[Set problem]: Output the records. Match them exactly.

[The records]:
------------------------------------------------------------

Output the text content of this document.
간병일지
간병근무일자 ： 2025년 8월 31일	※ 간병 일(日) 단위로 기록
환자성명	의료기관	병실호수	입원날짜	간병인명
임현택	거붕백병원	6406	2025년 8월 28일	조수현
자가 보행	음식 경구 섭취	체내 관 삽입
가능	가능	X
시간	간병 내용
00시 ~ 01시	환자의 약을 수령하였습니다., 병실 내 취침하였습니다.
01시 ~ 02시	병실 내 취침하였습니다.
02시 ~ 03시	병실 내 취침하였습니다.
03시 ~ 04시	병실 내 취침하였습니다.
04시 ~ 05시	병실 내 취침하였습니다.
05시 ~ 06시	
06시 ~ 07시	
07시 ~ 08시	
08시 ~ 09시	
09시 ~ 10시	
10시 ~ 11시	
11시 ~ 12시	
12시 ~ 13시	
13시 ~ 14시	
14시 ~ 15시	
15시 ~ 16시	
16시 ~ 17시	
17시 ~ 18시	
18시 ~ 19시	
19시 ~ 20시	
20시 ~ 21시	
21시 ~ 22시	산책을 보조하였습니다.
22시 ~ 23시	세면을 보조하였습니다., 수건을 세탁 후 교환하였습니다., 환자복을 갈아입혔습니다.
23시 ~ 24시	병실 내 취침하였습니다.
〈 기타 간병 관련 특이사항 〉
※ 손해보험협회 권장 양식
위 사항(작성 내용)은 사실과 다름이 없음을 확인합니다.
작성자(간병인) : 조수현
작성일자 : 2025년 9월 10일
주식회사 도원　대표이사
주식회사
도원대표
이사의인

------------------------------------------------------------

[Problem solution]:
Output the text content of this document.
간병일지
간병근무일자 ： 2025년 8월 31일	※ 간병 일(日) 단위로 기록
환자성명	의료기관	병실호수	입원날짜	간병인명
임현택	거붕백병원	6406	2025년 8월 28일	조수현
자가 보행	음식 경구 섭취	체내 관 삽입
가능	가능	X
시간	간병 내용
00시 ~ 01시	환자의 약을 수령하였습니다., 병실 내 취침하였습니다.
01시 ~ 02시	병실 내 취침하였습니다.
02시 ~ 03시	병실 내 취침하였습니다.
03시 ~ 04시	병실 내 취침하였습니다.
04시 ~ 05시	병실 내 취침하였습니다.
05시 ~ 06시	
06시 ~ 07시	
07시 ~ 08시	
08시 ~ 09시	
09시 ~ 10시	
10시 ~ 11시	
11시 ~ 12시	
12시 ~ 13시	
13시 ~ 14시	
14시 ~ 15시	
15시 ~ 16시	
16시 ~ 17시	
17시 ~ 18시	
18시 ~ 19시	
19시 ~ 20시	
20시 ~ 21시	
21시 ~ 22시	산책을 보조하였습니다.
22시 ~ 23시	세면을 보조하였습니다., 수건을 세탁 후 교환하였습니다., 환자복을 갈아입혔습니다.
23시 ~ 24시	병실 내 취침하였습니다.
〈 기타 간병 관련 특이사항 〉
※ 손해보험협회 권장 양식
위 사항(작성 내용)은 사실과 다름이 없음을 확인합니다.
작성자(간병인) : 조수현
작성일자 : 2025년 9월 10일
주식회사 도원　대표이사
주식회사
도원대표
이사의인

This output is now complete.